Task statement: Look through the records that follow. Copy every line containing the word "cover".

— Start Available records —

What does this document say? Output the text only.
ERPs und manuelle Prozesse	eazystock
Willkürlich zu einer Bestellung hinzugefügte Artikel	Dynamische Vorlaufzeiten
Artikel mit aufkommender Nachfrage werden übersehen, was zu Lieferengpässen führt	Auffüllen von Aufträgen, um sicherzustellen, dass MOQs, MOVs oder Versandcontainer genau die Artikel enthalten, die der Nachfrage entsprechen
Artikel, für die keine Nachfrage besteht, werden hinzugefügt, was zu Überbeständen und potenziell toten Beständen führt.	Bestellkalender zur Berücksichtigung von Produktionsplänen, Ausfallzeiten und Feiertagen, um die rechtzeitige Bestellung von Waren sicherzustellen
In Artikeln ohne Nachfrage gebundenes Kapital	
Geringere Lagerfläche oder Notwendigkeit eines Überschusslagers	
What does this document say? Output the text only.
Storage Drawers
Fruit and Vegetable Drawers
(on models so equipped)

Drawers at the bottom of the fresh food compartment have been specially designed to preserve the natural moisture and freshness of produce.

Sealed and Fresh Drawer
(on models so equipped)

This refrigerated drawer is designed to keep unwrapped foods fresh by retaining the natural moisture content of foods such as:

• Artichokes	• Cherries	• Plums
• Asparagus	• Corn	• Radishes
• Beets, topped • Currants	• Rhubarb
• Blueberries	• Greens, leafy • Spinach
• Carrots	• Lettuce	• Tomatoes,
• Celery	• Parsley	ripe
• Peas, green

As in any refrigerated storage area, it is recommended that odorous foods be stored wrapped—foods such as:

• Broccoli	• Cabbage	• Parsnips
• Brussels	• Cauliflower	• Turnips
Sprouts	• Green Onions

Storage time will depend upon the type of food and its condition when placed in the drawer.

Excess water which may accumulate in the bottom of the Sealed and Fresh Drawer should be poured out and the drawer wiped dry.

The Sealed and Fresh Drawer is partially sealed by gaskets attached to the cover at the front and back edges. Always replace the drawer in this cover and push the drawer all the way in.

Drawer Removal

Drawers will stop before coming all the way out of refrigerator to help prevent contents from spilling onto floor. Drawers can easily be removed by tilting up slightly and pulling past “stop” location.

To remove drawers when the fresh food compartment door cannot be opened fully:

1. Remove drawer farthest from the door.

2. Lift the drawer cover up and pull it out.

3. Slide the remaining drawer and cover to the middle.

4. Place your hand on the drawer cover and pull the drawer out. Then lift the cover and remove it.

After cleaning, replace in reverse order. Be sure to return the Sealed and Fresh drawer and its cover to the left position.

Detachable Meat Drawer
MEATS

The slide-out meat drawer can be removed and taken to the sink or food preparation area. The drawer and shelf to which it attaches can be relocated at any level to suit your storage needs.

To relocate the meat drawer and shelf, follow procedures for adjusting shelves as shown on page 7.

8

— End Available records —

Solution:
The Sealed and Fresh Drawer is partially sealed by gaskets attached to the cover at the front and back edges. Always replace the drawer in this cover and push the drawer all the way in.
2. Lift the drawer cover up and pull it out.
3. Slide the remaining drawer and cover to the middle.
4. Place your hand on the drawer cover and pull the drawer out. Then lift the cover and remove it.
After cleaning, replace in reverse order. Be sure to return the Sealed and Fresh drawer and its cover to the left position.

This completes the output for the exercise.